-- Actions to take --
- A) Decide whether each statement agrees with the book notes. Answer yes or no for each, and quote the words from the notes that decide it.
(i) Iris Rikker used to teach English.
(ii) Frank Mackey has stayed close to his family.
(iii) The audiobook of Faithful Place is read by Gerry O'Brien.
- B) Pick up the book notes after their last line and carry them on.

The bodies of two off-duty police are found inside snowmen at a children's competition, and then another snow-covered corpse is found by a country lake by rookie elected sheriff Iris Rikker, a former English teacher. Soon Detectives Gino and Magozzi are heading north in the midst of the worst blizzard seen in Minneapolis for years to join the two investigations. But some things should remain buried. And as the cases unravel, it seems the snowmen weren't alone in hiding dark secrets. The old barn next to Sheriff Rikker's isolated farmhouse also appears to have some strange connection to the killings... Extremely well-constructed thriller with some interesting characters, not least Rikker.
Faithful Place, by Tana French [audiobook]. Read by Gerry O'Brien. Oxford: Isis, 2010.
The course of Frank Mackey's life is set by one defining moment when he was 19. The moment his girlfriend, Rosie Daly, failed to turn up for their rendezvous in Faithful Place, failed to run away with him to London as they had planned. Frank never heard from, or of, her again. Twenty years on, Frank is still in Dublin, working as an undercover cop. He's cut all ties with his dysfunctional family. Until his sister calls to say that Rosie's suitcase has been found...
Lovely reading.
Innocent, by Scott Turow [audiobook]. Read by Edward Herrmann (and ??). Oxford: Isis, 2011.

-- Dataset entries --
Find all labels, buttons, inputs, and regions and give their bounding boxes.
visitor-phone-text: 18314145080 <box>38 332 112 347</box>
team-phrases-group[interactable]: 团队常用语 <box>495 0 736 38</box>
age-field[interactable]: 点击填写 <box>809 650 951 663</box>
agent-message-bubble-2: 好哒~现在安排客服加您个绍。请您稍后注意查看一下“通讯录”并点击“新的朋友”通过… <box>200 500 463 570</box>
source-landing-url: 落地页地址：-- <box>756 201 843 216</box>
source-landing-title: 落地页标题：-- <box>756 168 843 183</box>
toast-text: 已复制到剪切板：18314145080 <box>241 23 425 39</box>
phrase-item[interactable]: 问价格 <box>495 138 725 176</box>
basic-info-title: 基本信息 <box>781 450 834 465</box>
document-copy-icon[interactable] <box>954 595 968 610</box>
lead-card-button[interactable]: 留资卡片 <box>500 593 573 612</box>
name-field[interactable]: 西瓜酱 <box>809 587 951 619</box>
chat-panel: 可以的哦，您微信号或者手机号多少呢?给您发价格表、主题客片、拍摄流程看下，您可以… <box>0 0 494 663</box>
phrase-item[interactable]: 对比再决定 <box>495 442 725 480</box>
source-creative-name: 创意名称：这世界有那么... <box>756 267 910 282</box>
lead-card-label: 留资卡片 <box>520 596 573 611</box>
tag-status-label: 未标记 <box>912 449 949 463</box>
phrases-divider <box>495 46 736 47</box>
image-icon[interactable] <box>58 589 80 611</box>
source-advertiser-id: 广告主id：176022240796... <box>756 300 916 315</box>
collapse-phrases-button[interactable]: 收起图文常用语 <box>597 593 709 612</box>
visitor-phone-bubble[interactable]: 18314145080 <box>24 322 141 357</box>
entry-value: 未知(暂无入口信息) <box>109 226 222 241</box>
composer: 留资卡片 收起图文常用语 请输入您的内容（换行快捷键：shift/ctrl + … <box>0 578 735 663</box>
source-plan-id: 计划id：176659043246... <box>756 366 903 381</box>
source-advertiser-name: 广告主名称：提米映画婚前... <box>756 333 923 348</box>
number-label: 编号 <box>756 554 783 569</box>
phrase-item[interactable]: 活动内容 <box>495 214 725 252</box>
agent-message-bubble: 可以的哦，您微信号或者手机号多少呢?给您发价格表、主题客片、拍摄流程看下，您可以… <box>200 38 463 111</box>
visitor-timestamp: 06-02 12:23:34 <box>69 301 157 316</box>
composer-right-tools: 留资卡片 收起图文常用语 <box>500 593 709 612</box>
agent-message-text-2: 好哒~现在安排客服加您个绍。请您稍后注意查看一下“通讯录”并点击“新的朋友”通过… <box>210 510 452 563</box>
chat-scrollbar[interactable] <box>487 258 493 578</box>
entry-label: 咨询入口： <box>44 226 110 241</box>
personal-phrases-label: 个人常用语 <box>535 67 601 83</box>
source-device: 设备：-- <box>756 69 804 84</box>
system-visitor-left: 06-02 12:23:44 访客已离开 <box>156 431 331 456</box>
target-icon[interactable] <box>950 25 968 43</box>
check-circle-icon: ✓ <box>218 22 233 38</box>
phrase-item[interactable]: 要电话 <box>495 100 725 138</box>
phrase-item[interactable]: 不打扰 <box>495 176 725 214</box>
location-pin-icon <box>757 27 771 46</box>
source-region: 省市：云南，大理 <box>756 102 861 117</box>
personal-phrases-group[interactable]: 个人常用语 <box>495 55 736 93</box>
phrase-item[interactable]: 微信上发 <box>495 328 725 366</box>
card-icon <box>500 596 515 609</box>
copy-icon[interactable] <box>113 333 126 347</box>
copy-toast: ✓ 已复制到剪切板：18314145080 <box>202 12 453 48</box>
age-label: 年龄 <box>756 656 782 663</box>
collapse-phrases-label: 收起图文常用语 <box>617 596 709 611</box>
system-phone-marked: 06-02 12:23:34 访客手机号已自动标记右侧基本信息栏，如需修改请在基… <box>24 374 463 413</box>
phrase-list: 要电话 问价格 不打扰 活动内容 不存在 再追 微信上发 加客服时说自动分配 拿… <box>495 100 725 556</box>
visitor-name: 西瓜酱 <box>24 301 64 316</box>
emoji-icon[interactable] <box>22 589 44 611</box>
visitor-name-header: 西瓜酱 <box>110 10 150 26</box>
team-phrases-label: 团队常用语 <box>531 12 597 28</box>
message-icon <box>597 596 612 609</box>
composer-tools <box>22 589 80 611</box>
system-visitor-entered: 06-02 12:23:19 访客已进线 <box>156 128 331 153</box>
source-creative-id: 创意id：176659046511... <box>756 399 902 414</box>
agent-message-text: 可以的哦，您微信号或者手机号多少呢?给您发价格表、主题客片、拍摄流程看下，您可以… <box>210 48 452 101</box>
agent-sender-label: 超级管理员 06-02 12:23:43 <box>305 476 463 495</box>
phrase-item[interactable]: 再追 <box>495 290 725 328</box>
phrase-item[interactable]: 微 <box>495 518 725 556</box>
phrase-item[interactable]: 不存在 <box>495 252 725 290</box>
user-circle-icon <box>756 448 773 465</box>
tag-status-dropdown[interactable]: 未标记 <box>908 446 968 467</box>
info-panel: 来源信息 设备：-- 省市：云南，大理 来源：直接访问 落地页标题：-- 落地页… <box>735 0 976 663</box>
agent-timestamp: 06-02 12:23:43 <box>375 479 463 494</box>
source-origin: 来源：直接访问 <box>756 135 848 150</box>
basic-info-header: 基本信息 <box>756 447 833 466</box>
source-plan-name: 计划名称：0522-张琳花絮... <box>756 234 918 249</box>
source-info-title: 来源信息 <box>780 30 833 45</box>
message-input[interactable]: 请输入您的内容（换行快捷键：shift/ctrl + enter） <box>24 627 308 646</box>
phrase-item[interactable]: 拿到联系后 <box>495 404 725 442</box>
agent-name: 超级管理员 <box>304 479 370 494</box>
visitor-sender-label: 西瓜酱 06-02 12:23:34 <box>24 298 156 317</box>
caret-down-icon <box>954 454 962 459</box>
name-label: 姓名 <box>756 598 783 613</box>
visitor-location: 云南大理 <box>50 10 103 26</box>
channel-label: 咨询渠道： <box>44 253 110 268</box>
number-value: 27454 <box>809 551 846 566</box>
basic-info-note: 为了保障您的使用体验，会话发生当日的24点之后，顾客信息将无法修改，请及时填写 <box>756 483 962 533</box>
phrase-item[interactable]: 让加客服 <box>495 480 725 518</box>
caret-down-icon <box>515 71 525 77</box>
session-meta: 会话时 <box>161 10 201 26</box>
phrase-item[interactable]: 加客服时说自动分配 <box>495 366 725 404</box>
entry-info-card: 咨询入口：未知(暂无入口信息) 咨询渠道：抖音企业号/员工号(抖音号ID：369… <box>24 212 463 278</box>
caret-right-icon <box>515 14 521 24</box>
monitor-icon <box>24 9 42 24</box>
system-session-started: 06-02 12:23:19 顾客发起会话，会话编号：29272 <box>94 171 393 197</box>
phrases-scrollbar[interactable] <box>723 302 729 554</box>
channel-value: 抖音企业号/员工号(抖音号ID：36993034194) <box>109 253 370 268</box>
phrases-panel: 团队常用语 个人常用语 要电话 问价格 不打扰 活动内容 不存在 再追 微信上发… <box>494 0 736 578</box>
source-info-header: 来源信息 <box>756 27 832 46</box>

-- Results for each task --
- A)
(i) Yes: "a former English teacher"
(ii) No: "He's cut all ties with his dysfunctional family."
(iii) Yes: "Read by Gerry O'Brien."

- B)
A return to a cast of characters last seen in Turow's Presumed innocent in 1987. Once again, Rusty Sabich is prosecuted by Tommy Molto for murder, this time of his wife; and this time Sabich has even more to lose having been elected to the state Supreme Court, and with the desire to cover up an affair with a former colleague. His son Nat, a child at the time of the previous novel, is now a junior lawyer and also keen to investigate the case. Another extremely good tense courtroom drama by a master of the art. The reading is very good - Herrmann sounds just enough like Harrison Ford for the image of Sabich in the film version to stand, and the (completely uncredited) female reader is also extremely competent.
Last rituals, by Yrsa Sigurdardottir. London: Hodder and Stoughton, 2008.
This was one I picked up at a book sale at work, with a slightly back-handed recommendation from one of the library directors who had donated it. It's certainly atmospheric - Icelandic landscapes and a plot involving both folklore and witchcraft - and occasionally unpleasant. Definitely worth reading although the final dénouement isn't as surprising as you might wish.
The rapture, by Liz Jensen. London: Bloomsbury, 2009
This is a very strange, and extremely good, apocalyptic near-future story which combines detective, speculative and science fiction. A very disturbed and violent teenager in a mental health facility tells her art therapist about visions she has about an environmental catastrophe. As the art therapist investigates whether any of the facts Bethany gives are scientifically possible, she draws a physicist friend into the intrigue, and puts her career and his in danger. If John Wyndham were writing now, he might aspire to this.
2 comments:
A great bunch of books! Holds now placed on some at the library.
Thank you for your book recommendations-we seem to have the same taste in books!